Task instructions:
Will you transcribe all the entries word for word, skipping the pictures they hold?

Listed entries:
<<<<

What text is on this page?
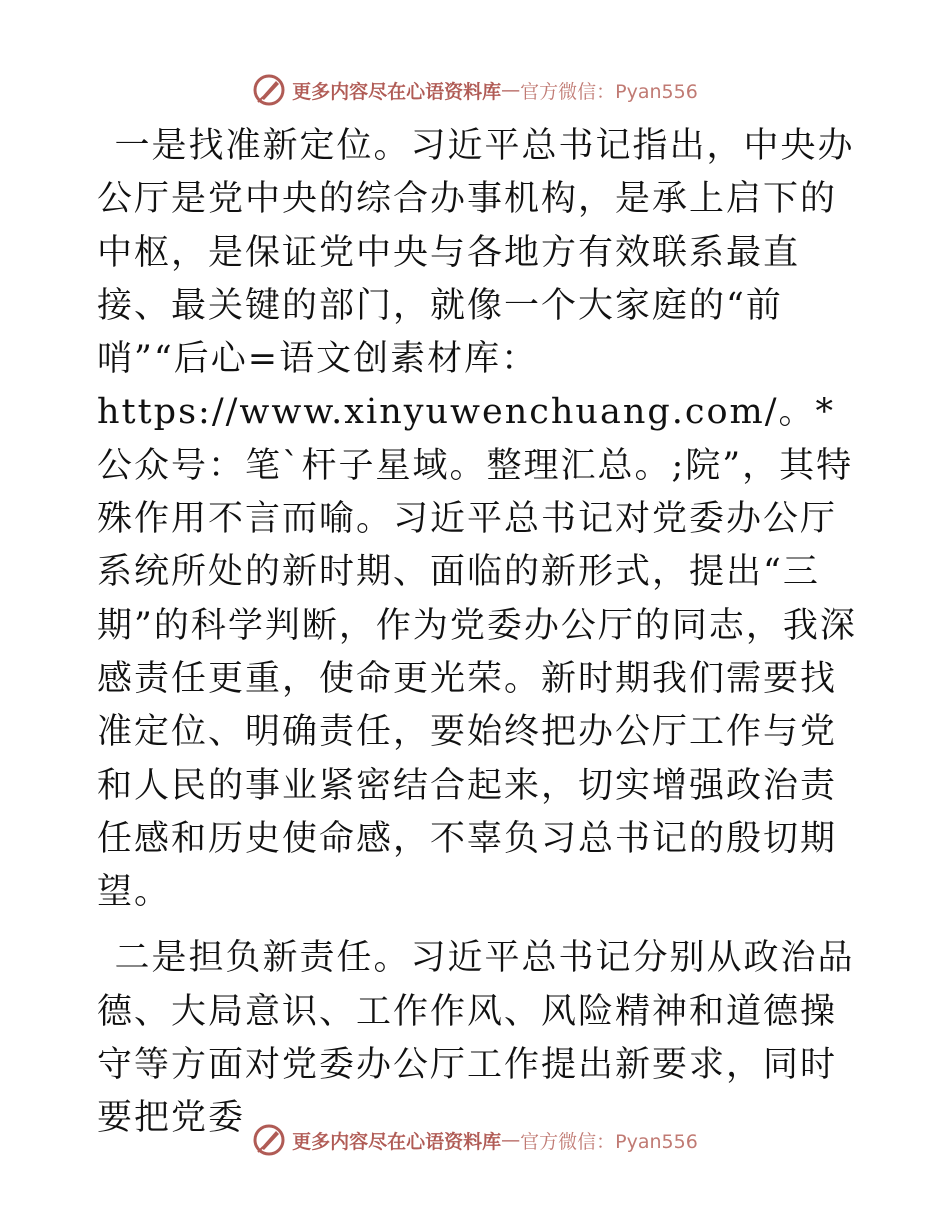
更多内容尽在心语资料库 — 官方微信：Pyan556

一是找准新定位。习近平总书记指出，中央办公厅是党中央的综合办事机构，是承上启下的中枢，是保证党中央与各地方有效联系最直接、最关键的部门，就像一个大家庭的“前哨”“后心=语文创素材库：https://www.xinyuwenchuang.com/。*公众号：笔`杆子星域。整理汇总。;院”，其特殊作用不言而喻。习近平总书记对党委办公厅系统所处的新时期、面临的新形式，提出“三期”的科学判断，作为党委办公厅的同志，我深感责任更重，使命更光荣。新时期我们需要找准定位、明确责任，要始终把办公厅工作与党和人民的事业紧密结合起来，切实增强政治责任感和历史使命感，不辜负习总书记的殷切期望。

二是担负新责任。习近平总书记分别从政治品德、大局意识、工作作风、风险精神和道德操守等方面对党委办公厅工作提出新要求，同时要把党委

更多内容尽在心语资料库 — 官方微信：Pyan556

>>>>

Exercise output:
What text is on this page?
更多内容尽在心语资料库 — 官方微信：Pyan556

一是找准新定位。习近平总书记指出，中央办公厅是党中央的综合办事机构，是承上启下的中枢，是保证党中央与各地方有效联系最直接、最关键的部门，就像一个大家庭的“前哨”“后心=语文创素材库：https://www.xinyuwenchuang.com/。*公众号：笔`杆子星域。整理汇总。;院”，其特殊作用不言而喻。习近平总书记对党委办公厅系统所处的新时期、面临的新形式，提出“三期”的科学判断，作为党委办公厅的同志，我深感责任更重，使命更光荣。新时期我们需要找准定位、明确责任，要始终把办公厅工作与党和人民的事业紧密结合起来，切实增强政治责任感和历史使命感，不辜负习总书记的殷切期望。

二是担负新责任。习近平总书记分别从政治品德、大局意识、工作作风、风险精神和道德操守等方面对党委办公厅工作提出新要求，同时要把党委

更多内容尽在心语资料库 — 官方微信：Pyan556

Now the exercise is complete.